[start]
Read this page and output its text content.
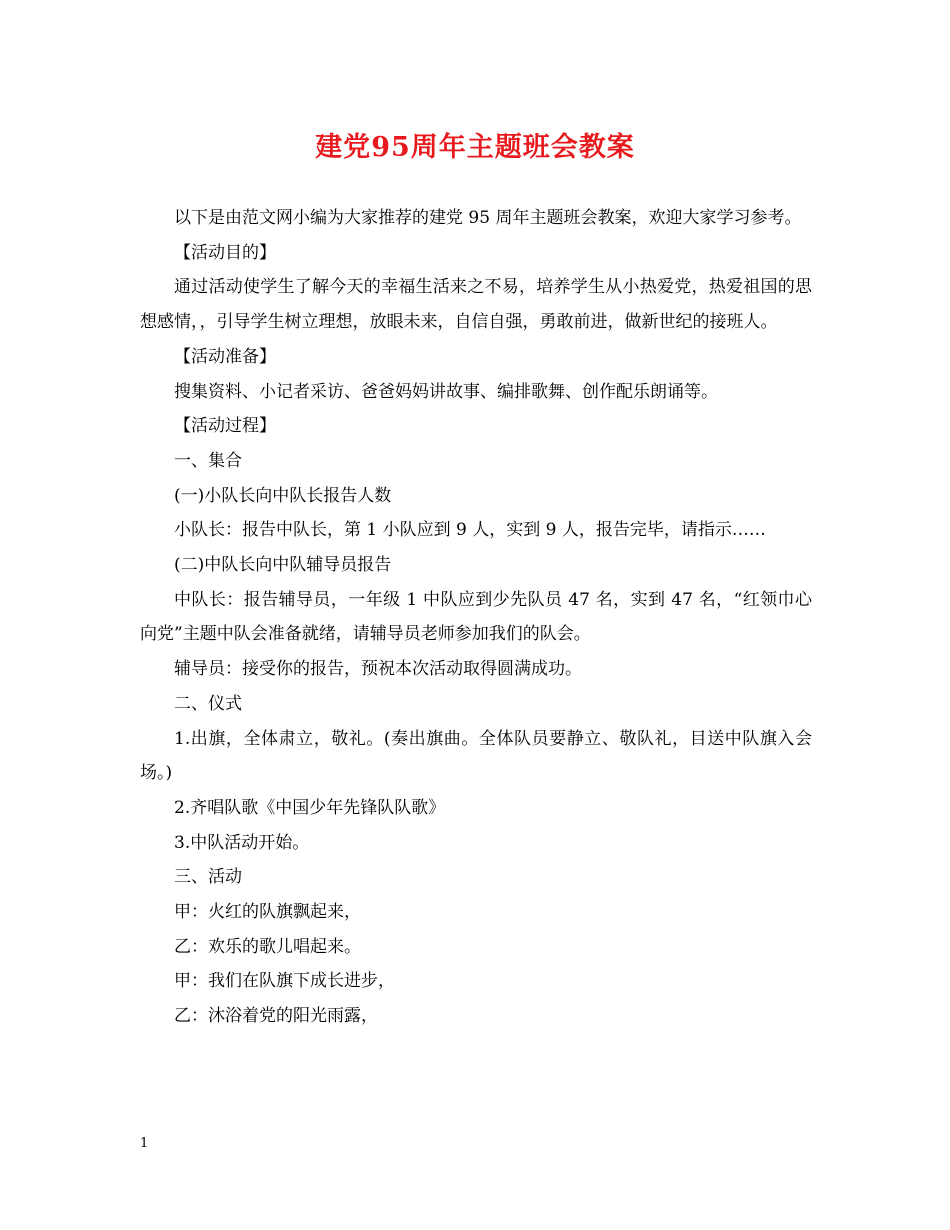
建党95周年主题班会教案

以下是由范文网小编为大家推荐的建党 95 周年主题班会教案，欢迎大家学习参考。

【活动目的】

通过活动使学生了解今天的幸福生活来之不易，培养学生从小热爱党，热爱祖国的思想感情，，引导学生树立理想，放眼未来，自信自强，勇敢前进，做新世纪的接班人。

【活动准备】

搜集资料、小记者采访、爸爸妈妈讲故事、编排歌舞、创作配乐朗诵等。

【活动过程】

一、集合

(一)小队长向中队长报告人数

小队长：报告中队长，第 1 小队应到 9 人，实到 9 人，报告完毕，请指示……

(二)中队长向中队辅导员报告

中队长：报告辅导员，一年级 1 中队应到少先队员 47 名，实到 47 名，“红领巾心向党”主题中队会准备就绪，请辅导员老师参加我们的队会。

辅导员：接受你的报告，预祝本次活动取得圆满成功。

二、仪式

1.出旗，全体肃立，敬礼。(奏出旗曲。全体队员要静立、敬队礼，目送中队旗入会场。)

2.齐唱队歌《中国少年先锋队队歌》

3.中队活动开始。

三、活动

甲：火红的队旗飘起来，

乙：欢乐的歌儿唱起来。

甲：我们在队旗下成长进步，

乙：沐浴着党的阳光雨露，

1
[end]
[start]
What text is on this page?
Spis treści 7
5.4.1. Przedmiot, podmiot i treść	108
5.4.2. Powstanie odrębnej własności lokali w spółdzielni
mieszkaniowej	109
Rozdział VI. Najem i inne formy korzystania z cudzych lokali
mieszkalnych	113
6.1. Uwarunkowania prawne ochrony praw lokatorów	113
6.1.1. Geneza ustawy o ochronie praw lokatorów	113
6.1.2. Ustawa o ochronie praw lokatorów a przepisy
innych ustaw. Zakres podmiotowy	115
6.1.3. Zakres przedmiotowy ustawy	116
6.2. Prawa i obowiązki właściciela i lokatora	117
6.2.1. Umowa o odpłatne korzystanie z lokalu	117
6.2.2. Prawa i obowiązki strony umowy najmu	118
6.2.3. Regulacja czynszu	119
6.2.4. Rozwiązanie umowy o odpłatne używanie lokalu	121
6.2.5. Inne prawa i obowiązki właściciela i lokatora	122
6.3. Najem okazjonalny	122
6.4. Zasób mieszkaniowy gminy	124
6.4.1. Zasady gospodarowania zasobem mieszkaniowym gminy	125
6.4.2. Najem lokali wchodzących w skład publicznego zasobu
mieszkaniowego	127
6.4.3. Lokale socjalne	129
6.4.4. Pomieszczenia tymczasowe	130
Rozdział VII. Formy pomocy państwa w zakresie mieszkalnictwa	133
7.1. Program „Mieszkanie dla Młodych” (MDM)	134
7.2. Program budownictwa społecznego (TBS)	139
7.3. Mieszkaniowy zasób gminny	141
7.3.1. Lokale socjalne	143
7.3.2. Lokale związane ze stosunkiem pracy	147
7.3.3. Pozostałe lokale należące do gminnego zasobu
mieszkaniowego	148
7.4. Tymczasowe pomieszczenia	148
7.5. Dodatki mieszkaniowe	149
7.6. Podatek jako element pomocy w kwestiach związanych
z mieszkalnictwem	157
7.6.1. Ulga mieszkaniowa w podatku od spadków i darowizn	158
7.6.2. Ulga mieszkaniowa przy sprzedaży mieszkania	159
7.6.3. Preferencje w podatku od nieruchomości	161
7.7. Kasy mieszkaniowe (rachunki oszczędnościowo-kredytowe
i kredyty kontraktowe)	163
[end]
Exactly how many lines in the data above contain the word "Ulga"? Respond with the number and nothing more.

## Result of this exercise
2